• **EXERCISE INSTRUCTIONS**
Among the lines listed below, count those that include the string "high", and state only the count.

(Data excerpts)
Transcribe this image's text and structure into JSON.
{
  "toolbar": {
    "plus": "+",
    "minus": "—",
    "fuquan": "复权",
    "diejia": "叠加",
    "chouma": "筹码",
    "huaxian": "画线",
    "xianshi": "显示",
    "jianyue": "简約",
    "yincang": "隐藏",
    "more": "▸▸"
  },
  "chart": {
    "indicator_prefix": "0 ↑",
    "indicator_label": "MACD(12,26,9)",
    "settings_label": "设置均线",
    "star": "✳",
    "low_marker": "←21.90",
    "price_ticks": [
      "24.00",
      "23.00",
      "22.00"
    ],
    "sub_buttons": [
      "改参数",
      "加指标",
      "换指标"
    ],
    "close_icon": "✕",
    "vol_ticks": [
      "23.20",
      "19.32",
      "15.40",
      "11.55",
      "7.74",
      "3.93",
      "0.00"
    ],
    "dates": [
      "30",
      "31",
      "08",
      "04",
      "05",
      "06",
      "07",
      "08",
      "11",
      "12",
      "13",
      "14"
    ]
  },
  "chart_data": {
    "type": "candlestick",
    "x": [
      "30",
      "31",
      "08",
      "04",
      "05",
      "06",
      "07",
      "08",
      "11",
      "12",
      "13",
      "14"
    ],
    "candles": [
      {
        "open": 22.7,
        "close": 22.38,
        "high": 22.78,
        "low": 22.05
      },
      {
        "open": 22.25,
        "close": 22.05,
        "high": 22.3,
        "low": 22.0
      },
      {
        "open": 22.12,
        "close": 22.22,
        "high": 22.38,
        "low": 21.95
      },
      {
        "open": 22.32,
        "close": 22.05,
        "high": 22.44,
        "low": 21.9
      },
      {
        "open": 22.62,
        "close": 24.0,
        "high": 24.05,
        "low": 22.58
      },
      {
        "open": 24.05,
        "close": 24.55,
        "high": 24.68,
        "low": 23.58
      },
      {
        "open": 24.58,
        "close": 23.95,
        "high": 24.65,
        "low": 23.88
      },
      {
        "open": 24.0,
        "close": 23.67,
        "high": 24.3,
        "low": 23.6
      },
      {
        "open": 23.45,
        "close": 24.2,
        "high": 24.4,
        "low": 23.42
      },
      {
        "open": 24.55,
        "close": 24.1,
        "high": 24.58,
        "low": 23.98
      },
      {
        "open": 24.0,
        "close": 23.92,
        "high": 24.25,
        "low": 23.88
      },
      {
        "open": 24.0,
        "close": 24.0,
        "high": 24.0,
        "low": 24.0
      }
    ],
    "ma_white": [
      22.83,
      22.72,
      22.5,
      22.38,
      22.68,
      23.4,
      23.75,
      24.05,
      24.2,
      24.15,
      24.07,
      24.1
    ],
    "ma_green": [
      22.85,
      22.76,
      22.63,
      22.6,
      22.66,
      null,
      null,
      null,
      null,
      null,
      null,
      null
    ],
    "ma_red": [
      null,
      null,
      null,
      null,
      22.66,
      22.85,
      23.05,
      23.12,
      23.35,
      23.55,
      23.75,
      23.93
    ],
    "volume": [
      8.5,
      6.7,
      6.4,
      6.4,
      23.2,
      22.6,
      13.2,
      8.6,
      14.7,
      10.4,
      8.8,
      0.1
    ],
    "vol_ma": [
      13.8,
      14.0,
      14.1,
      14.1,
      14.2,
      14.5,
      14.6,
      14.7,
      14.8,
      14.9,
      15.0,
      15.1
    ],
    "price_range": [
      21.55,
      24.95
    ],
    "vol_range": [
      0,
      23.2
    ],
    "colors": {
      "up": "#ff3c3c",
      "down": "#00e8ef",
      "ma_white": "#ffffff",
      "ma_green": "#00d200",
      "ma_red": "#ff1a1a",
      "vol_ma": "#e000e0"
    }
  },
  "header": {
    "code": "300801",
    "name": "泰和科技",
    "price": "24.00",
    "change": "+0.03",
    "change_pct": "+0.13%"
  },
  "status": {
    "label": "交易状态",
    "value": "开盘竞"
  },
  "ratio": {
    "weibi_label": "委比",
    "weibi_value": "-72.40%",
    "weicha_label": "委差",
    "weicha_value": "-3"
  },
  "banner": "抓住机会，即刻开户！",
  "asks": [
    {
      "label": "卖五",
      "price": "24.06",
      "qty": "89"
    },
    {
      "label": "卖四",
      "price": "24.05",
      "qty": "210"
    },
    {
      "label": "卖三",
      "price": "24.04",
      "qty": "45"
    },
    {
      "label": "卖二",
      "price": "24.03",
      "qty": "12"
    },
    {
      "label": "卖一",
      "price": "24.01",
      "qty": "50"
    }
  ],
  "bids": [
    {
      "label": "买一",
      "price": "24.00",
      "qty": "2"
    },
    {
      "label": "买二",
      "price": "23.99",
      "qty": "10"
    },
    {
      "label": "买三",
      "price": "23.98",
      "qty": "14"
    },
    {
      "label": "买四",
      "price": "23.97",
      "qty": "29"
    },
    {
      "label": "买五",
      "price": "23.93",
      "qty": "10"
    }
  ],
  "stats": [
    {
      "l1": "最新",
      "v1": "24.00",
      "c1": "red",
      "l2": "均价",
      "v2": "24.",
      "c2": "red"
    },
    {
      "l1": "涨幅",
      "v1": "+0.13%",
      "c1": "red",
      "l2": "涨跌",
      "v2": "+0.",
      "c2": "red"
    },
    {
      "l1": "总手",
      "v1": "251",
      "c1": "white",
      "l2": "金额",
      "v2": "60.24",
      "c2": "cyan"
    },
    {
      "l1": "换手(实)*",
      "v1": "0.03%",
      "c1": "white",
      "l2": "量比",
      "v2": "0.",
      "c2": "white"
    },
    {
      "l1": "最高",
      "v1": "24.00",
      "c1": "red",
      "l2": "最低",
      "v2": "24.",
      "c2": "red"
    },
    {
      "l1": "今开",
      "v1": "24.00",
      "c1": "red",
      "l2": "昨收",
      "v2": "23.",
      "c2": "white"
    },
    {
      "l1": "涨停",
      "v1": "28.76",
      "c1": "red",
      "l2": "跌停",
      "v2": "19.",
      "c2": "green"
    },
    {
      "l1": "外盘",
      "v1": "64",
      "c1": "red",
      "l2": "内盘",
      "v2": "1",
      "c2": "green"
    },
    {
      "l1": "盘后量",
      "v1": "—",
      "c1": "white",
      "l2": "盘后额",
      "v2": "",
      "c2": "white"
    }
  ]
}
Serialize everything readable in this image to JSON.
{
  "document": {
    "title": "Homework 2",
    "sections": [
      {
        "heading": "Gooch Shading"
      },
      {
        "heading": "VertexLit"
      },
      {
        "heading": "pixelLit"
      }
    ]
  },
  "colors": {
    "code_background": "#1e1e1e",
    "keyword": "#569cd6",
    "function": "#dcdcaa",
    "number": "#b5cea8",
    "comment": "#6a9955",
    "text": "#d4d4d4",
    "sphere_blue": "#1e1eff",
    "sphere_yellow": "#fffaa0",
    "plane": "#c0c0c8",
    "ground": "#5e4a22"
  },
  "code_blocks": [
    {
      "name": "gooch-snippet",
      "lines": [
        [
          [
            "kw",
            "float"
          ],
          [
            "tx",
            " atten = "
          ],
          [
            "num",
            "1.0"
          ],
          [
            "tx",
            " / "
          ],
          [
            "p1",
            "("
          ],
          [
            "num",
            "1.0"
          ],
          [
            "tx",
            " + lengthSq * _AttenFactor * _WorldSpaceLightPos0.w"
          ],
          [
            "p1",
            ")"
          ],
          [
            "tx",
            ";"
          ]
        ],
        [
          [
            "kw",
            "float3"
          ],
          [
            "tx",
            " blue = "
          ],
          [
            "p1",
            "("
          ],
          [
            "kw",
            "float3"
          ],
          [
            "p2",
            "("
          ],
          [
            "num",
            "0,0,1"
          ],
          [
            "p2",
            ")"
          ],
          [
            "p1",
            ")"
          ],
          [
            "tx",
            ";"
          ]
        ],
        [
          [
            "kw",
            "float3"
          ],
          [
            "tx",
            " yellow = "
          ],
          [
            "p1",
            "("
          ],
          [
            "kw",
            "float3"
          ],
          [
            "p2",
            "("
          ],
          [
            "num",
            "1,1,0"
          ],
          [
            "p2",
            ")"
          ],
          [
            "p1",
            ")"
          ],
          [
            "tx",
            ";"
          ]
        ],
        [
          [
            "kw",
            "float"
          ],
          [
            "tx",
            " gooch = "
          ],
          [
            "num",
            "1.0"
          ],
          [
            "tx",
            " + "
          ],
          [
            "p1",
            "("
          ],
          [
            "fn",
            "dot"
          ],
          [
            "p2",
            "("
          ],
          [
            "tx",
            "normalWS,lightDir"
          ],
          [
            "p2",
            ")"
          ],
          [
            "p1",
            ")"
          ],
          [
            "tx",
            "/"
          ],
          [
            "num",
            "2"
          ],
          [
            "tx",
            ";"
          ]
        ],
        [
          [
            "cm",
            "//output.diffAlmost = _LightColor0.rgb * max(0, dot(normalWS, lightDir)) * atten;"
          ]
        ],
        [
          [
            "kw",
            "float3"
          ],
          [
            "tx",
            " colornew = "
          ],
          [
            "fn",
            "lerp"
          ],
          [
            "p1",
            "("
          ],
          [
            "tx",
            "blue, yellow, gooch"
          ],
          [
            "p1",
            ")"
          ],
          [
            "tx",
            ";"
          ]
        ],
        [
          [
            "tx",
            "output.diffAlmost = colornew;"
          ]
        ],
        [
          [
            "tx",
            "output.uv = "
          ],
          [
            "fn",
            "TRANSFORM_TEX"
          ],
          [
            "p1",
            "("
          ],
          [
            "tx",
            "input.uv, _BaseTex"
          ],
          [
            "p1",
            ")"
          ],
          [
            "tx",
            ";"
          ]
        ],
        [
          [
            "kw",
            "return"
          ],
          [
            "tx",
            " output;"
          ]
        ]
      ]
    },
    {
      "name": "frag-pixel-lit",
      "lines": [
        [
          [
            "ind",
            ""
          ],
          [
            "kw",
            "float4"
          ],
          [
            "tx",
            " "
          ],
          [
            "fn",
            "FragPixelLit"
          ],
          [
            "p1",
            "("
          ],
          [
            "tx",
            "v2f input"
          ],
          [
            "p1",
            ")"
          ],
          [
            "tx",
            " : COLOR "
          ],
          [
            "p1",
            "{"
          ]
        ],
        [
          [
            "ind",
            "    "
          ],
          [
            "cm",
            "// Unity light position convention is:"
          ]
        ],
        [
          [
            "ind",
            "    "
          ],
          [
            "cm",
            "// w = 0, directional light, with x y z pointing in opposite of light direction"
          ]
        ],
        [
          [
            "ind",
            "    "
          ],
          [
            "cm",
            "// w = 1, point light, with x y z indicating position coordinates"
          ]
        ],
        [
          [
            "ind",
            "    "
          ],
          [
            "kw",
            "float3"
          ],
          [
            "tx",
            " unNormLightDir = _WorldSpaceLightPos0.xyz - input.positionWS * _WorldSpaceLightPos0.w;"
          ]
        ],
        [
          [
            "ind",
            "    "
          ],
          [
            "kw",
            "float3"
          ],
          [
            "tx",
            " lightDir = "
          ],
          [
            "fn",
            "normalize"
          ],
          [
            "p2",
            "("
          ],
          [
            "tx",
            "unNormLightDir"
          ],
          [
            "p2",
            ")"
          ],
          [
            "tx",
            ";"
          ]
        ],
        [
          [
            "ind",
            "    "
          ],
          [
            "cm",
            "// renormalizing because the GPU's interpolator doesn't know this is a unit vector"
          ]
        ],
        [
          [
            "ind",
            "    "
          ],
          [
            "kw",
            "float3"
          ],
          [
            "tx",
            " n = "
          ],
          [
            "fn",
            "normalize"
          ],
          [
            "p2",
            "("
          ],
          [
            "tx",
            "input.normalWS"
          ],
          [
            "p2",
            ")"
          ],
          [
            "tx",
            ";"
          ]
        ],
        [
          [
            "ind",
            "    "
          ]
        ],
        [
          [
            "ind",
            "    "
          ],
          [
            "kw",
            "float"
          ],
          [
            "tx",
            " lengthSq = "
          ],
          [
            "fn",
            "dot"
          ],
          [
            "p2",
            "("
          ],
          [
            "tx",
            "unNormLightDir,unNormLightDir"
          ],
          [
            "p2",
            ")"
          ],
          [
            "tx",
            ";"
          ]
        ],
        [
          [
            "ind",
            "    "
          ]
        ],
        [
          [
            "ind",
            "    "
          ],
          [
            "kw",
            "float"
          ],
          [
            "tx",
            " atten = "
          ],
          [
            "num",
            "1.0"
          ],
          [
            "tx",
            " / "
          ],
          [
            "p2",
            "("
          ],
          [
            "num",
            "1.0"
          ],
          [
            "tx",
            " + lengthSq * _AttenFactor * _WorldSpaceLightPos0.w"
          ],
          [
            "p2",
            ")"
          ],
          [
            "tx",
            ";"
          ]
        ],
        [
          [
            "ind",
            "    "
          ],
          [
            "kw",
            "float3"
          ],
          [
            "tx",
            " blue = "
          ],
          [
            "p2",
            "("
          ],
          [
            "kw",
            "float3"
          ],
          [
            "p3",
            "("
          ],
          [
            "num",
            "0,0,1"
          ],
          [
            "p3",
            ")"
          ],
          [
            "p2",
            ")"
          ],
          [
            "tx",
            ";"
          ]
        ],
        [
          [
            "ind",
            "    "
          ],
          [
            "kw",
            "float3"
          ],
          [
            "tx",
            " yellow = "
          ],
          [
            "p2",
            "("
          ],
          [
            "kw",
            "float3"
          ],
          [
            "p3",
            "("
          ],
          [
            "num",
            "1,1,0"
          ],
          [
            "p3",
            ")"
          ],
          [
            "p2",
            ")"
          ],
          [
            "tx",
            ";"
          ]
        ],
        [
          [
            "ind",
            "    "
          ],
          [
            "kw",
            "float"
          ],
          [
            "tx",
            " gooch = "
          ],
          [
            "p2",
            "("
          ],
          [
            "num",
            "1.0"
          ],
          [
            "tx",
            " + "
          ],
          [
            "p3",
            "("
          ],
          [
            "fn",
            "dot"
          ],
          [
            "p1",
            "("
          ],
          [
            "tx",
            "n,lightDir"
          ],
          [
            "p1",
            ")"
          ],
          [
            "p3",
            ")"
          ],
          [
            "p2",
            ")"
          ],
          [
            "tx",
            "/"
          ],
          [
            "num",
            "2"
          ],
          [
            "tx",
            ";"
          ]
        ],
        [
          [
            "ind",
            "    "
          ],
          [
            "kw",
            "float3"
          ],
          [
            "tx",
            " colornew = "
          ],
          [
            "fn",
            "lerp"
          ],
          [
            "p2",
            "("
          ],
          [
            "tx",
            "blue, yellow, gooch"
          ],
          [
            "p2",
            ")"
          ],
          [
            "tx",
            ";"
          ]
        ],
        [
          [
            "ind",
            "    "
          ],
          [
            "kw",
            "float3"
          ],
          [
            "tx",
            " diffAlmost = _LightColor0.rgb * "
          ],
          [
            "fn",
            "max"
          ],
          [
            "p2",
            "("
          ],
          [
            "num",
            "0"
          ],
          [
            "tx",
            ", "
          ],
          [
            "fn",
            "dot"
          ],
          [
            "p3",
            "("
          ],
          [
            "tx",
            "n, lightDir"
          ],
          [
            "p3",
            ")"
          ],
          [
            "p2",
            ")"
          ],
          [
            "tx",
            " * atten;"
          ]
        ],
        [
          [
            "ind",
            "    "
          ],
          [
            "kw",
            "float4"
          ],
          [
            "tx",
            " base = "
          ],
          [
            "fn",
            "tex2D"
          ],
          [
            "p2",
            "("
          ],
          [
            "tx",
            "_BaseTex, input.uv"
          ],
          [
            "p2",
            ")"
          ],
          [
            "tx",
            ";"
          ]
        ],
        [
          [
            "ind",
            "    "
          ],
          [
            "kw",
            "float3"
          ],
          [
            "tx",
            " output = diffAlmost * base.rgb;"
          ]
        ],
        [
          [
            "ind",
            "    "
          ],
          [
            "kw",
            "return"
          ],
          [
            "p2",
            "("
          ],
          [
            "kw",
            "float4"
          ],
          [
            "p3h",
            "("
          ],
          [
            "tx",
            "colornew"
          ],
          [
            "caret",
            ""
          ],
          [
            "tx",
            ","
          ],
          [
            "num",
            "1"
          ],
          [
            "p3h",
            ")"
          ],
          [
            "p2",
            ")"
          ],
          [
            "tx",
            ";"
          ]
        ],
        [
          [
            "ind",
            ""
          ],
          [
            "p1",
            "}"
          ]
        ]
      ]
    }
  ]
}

• **EXERCISE SOLUTION**
12